PROVIDED MATERIAL:
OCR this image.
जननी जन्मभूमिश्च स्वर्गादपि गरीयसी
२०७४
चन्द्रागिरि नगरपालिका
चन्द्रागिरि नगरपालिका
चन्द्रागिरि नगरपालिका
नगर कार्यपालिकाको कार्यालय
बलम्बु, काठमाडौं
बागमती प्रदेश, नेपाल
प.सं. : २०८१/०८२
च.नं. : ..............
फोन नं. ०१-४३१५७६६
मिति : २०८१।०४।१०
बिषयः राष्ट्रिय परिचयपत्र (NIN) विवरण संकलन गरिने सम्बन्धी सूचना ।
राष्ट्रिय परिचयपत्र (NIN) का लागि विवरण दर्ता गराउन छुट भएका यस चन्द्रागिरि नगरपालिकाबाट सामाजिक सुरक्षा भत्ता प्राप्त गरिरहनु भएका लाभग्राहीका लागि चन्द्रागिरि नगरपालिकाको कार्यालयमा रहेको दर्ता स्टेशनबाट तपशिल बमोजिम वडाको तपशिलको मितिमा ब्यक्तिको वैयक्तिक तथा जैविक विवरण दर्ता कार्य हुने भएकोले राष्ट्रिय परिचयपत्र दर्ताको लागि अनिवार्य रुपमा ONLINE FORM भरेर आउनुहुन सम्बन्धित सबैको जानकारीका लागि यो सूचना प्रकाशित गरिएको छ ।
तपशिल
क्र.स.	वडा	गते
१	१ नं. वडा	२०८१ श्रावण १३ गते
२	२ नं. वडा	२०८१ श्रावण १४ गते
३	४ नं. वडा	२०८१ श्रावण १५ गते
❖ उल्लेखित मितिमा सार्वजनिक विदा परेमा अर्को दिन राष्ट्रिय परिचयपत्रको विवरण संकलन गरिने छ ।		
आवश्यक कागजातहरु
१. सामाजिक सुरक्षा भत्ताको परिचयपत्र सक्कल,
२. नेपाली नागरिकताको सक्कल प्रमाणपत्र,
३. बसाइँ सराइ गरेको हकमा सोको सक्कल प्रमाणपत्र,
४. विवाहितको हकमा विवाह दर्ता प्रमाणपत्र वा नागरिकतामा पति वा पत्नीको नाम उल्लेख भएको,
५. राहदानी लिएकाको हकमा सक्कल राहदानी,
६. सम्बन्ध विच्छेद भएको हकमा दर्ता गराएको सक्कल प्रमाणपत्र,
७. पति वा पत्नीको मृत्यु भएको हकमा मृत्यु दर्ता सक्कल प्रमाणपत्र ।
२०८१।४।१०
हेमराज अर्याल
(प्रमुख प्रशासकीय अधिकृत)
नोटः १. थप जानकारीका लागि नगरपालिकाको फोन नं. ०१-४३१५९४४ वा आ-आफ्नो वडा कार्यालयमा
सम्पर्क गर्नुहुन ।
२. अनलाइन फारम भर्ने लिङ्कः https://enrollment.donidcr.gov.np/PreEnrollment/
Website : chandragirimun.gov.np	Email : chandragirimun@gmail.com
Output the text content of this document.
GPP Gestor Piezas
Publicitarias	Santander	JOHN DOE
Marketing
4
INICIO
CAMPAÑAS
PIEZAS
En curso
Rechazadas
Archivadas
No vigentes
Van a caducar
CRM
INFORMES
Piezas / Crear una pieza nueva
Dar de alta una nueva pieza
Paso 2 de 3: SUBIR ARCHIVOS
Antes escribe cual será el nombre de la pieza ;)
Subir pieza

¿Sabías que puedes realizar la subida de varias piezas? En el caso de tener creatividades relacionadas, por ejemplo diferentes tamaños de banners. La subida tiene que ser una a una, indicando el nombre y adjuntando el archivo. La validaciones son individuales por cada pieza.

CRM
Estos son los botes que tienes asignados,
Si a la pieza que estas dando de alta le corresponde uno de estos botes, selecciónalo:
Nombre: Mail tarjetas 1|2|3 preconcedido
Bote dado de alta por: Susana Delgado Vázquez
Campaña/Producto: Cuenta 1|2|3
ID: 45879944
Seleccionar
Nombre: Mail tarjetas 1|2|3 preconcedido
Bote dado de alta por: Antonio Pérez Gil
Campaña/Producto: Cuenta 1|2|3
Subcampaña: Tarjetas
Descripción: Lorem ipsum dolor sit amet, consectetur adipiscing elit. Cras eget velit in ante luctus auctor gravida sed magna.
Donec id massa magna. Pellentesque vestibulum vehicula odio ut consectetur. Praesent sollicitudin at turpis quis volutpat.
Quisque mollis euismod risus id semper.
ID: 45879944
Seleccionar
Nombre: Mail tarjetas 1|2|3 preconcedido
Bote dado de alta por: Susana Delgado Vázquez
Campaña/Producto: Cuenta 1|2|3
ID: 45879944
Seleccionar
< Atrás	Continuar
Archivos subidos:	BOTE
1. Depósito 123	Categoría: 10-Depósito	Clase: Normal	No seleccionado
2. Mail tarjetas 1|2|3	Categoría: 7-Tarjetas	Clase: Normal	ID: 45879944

WHAT THE EXERCISE ASKS:
All lines above containing the string "alta" are to be collected.

WORKED ANSWER:
Dar de alta una nueva pieza
Si a la pieza que estas dando de alta le corresponde uno de estos botes, selecciónalo:
Bote dado de alta por: Susana Delgado Vázquez
Bote dado de alta por: Antonio Pérez Gil
Bote dado de alta por: Susana Delgado Vázquez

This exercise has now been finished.